Aim
Show every line where "JSON" occurs.

==================================================

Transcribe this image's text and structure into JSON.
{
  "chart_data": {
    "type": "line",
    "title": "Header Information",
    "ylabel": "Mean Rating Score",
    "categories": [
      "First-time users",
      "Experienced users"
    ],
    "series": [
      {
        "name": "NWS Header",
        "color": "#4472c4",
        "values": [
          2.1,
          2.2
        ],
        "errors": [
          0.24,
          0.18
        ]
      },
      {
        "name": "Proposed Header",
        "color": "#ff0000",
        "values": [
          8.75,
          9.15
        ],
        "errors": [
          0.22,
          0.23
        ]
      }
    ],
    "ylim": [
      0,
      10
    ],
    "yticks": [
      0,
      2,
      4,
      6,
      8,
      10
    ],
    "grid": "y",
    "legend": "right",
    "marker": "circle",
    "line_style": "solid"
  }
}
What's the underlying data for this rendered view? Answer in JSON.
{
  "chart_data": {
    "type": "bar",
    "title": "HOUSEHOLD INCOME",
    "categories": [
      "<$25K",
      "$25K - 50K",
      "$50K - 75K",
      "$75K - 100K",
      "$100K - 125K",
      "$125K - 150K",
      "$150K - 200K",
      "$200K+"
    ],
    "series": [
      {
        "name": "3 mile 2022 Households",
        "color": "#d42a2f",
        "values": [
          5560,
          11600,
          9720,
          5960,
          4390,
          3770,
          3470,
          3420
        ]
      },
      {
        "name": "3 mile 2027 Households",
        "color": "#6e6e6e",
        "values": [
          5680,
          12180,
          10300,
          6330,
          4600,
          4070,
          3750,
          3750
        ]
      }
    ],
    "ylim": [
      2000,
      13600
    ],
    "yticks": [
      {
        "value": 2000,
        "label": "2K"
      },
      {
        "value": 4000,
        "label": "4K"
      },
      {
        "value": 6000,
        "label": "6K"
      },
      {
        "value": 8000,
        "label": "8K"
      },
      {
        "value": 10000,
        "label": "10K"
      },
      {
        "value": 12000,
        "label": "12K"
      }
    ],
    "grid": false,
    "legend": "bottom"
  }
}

==================================================

Problem solution
Transcribe this image's text and structure into JSON.
What's the underlying data for this rendered view? Answer in JSON.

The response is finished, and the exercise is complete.